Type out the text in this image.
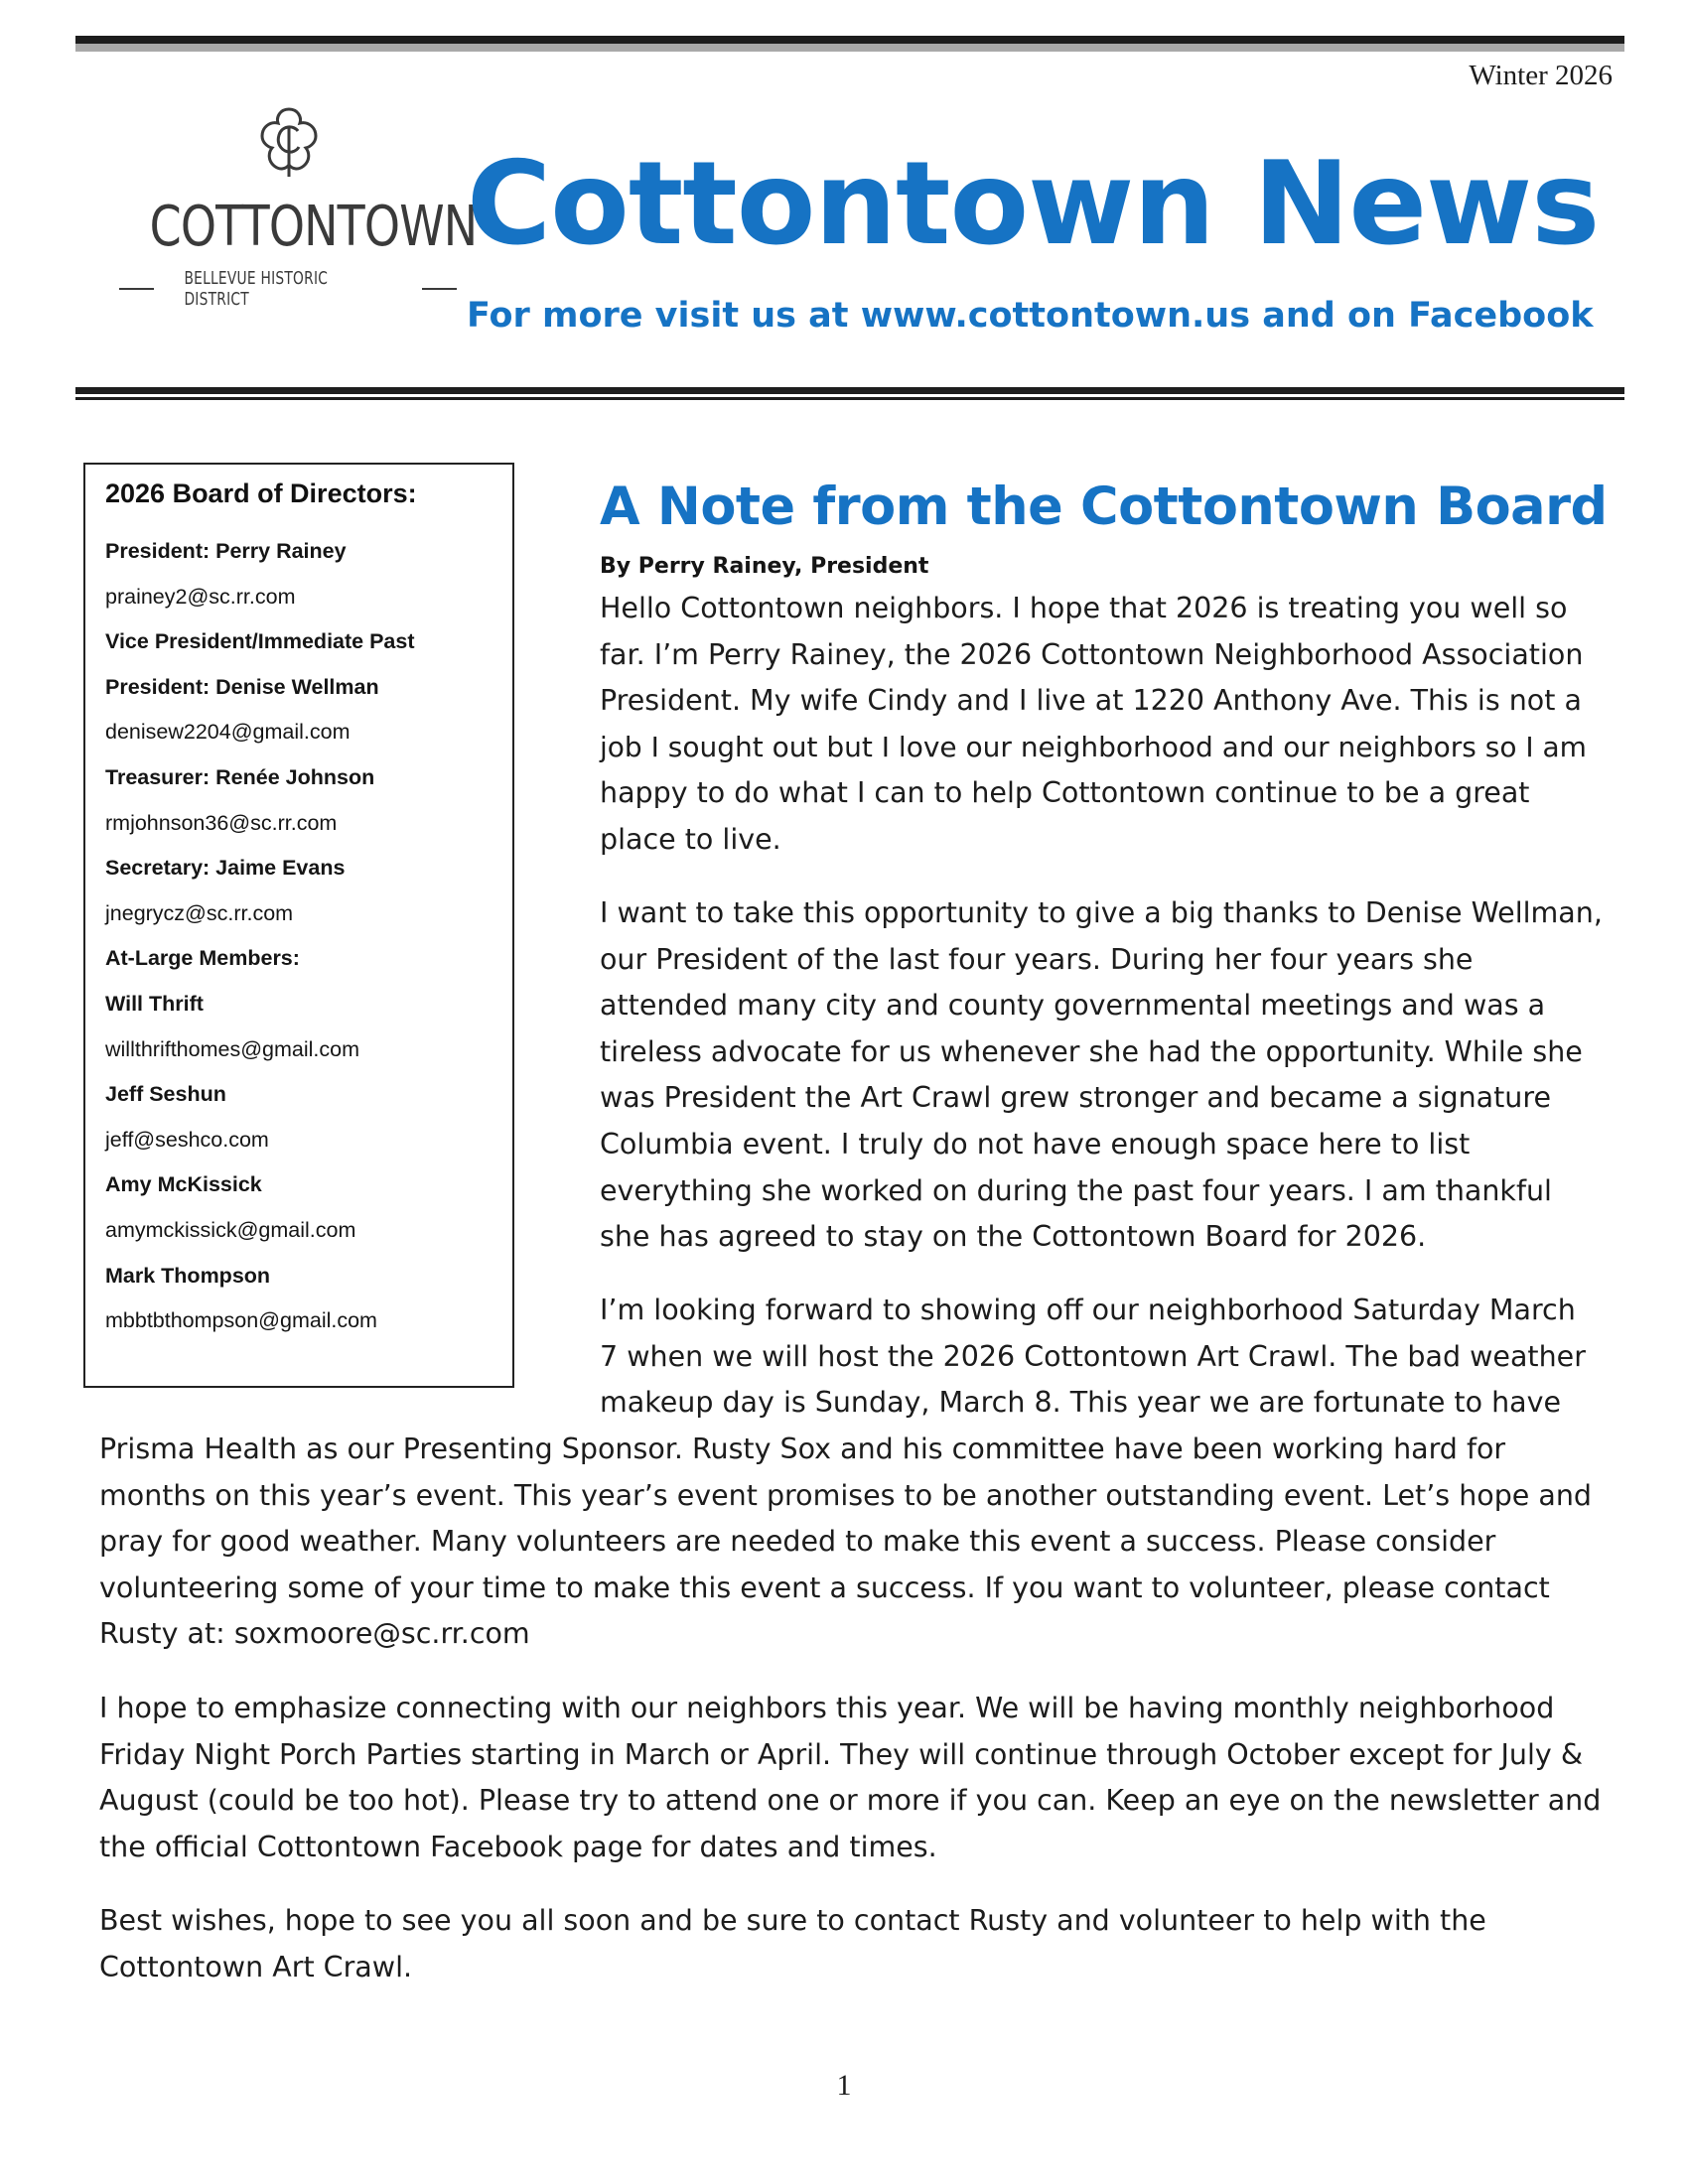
Winter 2026
COTTONTOWN
BELLEVUE HISTORIC DISTRICT
Cottontown News
For more visit us at www.cottontown.us and on Facebook
2026 Board of Directors:
President: Perry Rainey
prainey2@sc.rr.com
Vice President/Immediate Past
President: Denise Wellman
denisew2204@gmail.com
Treasurer: Renée Johnson
rmjohnson36@sc.rr.com
Secretary: Jaime Evans
jnegrycz@sc.rr.com
At-Large Members:
Will Thrift
willthrifthomes@gmail.com
Jeff Seshun
jeff@seshco.com
Amy McKissick
amymckissick@gmail.com
Mark Thompson
mbbtbthompson@gmail.com
A Note from the Cottontown Board
By Perry Rainey, President
Hello Cottontown neighbors. I hope that 2026 is treating you well so
far. I’m Perry Rainey, the 2026 Cottontown Neighborhood Association
President. My wife Cindy and I live at 1220 Anthony Ave. This is not a
job I sought out but I love our neighborhood and our neighbors so I am
happy to do what I can to help Cottontown continue to be a great
place to live.
I want to take this opportunity to give a big thanks to Denise Wellman,
our President of the last four years. During her four years she
attended many city and county governmental meetings and was a
tireless advocate for us whenever she had the opportunity. While she
was President the Art Crawl grew stronger and became a signature
Columbia event. I truly do not have enough space here to list
everything she worked on during the past four years. I am thankful
she has agreed to stay on the Cottontown Board for 2026.
I’m looking forward to showing off our neighborhood Saturday March
7 when we will host the 2026 Cottontown Art Crawl. The bad weather
makeup day is Sunday, March 8. This year we are fortunate to have
Prisma Health as our Presenting Sponsor. Rusty Sox and his committee have been working hard for
months on this year’s event. This year’s event promises to be another outstanding event. Let’s hope and
pray for good weather. Many volunteers are needed to make this event a success. Please consider
volunteering some of your time to make this event a success. If you want to volunteer, please contact
Rusty at: soxmoore@sc.rr.com
I hope to emphasize connecting with our neighbors this year. We will be having monthly neighborhood
Friday Night Porch Parties starting in March or April. They will continue through October except for July &
August (could be too hot). Please try to attend one or more if you can. Keep an eye on the newsletter and
the official Cottontown Facebook page for dates and times.
Best wishes, hope to see you all soon and be sure to contact Rusty and volunteer to help with the
Cottontown Art Crawl.
1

## TASK TO COMPLETE
Using the listing above, show every line that includes the string "weather".

## COMPLETED EXERCISE
7 when we will host the 2026 Cottontown Art Crawl. The bad weather
pray for good weather. Many volunteers are needed to make this event a success. Please consider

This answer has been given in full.